> Esercizio 1: Trascrivi come elenco numerato le righe dei record, partendo dall'inizio dei record e proseguendo fino alla riga che contiene "tab-solutions[interactable]: 题解(336) <box>214", inclusa, senza le righe vuote.

> Brano scelto:
━━━━━━

La seconda, otto mesi...
La terza, non l'ho ancora superata...
L'ultima, una sera...
Il tempo per cui mi sono sentita a pezzi e sono precipitata come se mi fossi lanciat nel vuoto senza paracadute. Gli occhi rossi e gonfi di ieri sera fanno ancora male, continuo a passarci sopra il palmo della mano, lasciando che le ciglia si appiccichino fastidiosamente tra loro, sforzandoli per leggere lo schermo del computer che appare sfocato comunque, perché senza occhiali vedo a un palmo dal naso. La lezione in sottofondo riempie la mia testa... parla di cromosomi, ahah!, se c'è una materia che non sopporto è scienze, e il prof è negato a spiegare... pff, però è simpatico.
La mie testa è perfettamente funzionante, riesco a comprendere ciò che dicono, anche se le parole arrivano confuse, ma il corpo risponde con secondi di ritardo, è stanco e pesante. Ugh, fatemi usare un letto.
La presenza costante che mi rincorre da ormai quattro anni, quando ho fatto quella cazzata che rimpiango ancora adesso. L'unica persona che non penso di poter superare, mi segue come un cane randagio, i sensi di colpa soffocano anche la risata più fragorosa, la batteria cala e il mio sorriso è forzato.
Ma ieri un altro pezzetto della mia fiducia è stato distrutto, chi ha tempo di pensare alla terza volta. Preso con buone intenzioni e lanciato contro un muro, distrattamente, non se n'era nemmeno accorta di averlo fatto. Accusandomi alle spalle, con una persona che mi ha ferita senza nemmeno parlarmi, andando a riferire ciò che io le confidavo. Non sono innocente, ciò che ha detto non è interamente sbagliato, ma chi durante le video-lezioni non ha mai copiato?, andiamo, non venitemi a dire di essere dei santi, perché chi una frase, chi un più domande, ha copiato. Ha aperto il libro o gli appunti, e ha copiato. E non sono infastidita, anzi, onestamente non lo trovo nemmeno un peccato così grave da far crocifiggere qualcuno per quello. Ma ribadire sempre la stessa volta, la stessa interrogazione di inglese dove ho letto una parte del testo... che senso ha?, spoiler: nessuno.

━━━━━━

> Esercizio 2: Ricopia dal brano, parola per parola, il passo che comincia con "Il tempo per" e prosegue fino a "usare un letto.".

Estratto da un dataset
━━━━━━

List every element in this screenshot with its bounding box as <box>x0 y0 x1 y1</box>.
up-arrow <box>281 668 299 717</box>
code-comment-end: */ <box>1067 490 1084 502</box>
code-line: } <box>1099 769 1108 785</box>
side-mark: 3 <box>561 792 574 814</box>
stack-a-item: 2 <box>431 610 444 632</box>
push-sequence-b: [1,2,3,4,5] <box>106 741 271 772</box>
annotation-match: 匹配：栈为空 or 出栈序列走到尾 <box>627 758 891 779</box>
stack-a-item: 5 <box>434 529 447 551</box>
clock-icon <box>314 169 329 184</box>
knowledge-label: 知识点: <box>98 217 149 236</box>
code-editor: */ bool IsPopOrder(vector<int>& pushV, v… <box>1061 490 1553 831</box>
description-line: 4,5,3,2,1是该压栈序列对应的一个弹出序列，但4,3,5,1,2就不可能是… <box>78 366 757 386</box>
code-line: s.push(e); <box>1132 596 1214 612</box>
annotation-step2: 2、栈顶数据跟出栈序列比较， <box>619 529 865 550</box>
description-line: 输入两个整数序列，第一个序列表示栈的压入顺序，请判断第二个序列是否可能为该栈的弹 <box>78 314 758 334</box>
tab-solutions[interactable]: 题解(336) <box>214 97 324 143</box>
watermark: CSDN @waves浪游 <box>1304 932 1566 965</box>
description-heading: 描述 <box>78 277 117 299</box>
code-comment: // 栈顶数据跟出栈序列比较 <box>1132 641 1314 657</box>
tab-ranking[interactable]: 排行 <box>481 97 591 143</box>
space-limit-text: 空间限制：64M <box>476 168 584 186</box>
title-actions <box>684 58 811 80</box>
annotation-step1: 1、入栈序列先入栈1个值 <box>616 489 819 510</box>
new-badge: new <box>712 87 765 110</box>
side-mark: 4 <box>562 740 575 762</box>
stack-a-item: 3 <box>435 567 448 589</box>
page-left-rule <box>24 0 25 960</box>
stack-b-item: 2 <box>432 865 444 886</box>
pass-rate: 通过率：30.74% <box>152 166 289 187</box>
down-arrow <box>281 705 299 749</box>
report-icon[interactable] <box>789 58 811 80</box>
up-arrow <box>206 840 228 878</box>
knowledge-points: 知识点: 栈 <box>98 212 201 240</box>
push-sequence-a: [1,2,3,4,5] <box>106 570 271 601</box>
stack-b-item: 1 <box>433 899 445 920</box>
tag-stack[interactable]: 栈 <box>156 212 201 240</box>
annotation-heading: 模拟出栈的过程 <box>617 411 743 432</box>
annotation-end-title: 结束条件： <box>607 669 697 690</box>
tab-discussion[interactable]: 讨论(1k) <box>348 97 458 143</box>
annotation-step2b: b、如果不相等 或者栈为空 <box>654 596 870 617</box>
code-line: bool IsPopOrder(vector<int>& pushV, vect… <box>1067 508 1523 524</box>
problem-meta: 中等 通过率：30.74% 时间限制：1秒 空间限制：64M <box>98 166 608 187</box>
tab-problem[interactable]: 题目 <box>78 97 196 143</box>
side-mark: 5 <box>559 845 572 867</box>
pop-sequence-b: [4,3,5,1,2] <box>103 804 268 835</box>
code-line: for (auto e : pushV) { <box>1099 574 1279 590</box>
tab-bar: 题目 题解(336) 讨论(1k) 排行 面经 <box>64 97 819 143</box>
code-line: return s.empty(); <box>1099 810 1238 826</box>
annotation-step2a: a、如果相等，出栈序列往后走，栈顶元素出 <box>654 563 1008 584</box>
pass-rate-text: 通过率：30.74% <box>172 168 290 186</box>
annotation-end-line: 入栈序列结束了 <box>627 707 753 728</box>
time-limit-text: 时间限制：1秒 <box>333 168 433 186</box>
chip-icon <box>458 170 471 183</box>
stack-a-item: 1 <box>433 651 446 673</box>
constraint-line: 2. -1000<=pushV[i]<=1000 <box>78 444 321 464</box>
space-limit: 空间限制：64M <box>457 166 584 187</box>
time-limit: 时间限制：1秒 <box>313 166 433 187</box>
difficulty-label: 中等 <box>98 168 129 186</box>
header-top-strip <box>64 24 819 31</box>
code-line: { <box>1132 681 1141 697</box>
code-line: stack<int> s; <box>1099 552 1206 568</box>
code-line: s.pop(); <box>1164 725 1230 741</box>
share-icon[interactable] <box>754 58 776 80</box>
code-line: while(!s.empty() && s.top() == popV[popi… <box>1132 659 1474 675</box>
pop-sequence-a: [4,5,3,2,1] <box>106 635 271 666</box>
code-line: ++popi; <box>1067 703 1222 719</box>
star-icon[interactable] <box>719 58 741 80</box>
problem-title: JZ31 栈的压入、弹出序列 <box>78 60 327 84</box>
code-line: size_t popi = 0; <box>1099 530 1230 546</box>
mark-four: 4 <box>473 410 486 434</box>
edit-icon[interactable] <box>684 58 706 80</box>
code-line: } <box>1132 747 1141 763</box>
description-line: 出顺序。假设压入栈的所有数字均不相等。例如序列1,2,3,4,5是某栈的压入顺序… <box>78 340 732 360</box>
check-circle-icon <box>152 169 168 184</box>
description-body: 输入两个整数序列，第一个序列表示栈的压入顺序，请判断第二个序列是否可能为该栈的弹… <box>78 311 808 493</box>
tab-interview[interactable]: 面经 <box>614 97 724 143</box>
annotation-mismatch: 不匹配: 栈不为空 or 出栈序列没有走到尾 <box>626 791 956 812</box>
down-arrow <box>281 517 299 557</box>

━━━━━━

> Risultato 1:
1. List every element in this screenshot with its bounding box as <box>x0 y0 x1 y1</box>.
2. up-arrow <box>281 668 299 717</box>
3. code-comment-end: */ <box>1067 490 1084 502</box>
4. code-line: } <box>1099 769 1108 785</box>
5. side-mark: 3 <box>561 792 574 814</box>
6. stack-a-item: 2 <box>431 610 444 632</box>
7. push-sequence-b: [1,2,3,4,5] <box>106 741 271 772</box>
8. annotation-match: 匹配：栈为空 or 出栈序列走到尾 <box>627 758 891 779</box>
9. stack-a-item: 5 <box>434 529 447 551</box>
10. clock-icon <box>314 169 329 184</box>
11. knowledge-label: 知识点: <box>98 217 149 236</box>
12. code-editor: */ bool IsPopOrder(vector<int>& pushV, v… <box>1061 490 1553 831</box>
13. description-line: 4,5,3,2,1是该压栈序列对应的一个弹出序列，但4,3,5,1,2就不可能是… <box>78 366 757 386</box>
14. code-line: s.push(e); <box>1132 596 1214 612</box>
15. annotation-step2: 2、栈顶数据跟出栈序列比较， <box>619 529 865 550</box>
16. description-line: 输入两个整数序列，第一个序列表示栈的压入顺序，请判断第二个序列是否可能为该栈的弹 <box>78 314 758 334</box>
17. tab-solutions[interactable]: 题解(336) <box>214 97 324 143</box>

> Risultato 2:
Il tempo per cui mi sono sentita a pezzi e sono precipitata come se mi fossi lanciat nel vuoto senza paracadute. Gli occhi rossi e gonfi di ieri sera fanno ancora male, continuo a passarci sopra il palmo della mano, lasciando che le ciglia si appiccichino fastidiosamente tra loro, sforzandoli per leggere lo schermo del computer che appare sfocato comunque, perché senza occhiali vedo a un palmo dal naso. La lezione in sottofondo riempie la mia testa... parla di cromosomi, ahah!, se c'è una materia che non sopporto è scienze, e il prof è negato a spiegare... pff, però è simpatico.
La mie testa è perfettamente funzionante, riesco a comprendere ciò che dicono, anche se le parole arrivano confuse, ma il corpo risponde con secondi di ritardo, è stanco e pesante. Ugh, fatemi usare un letto.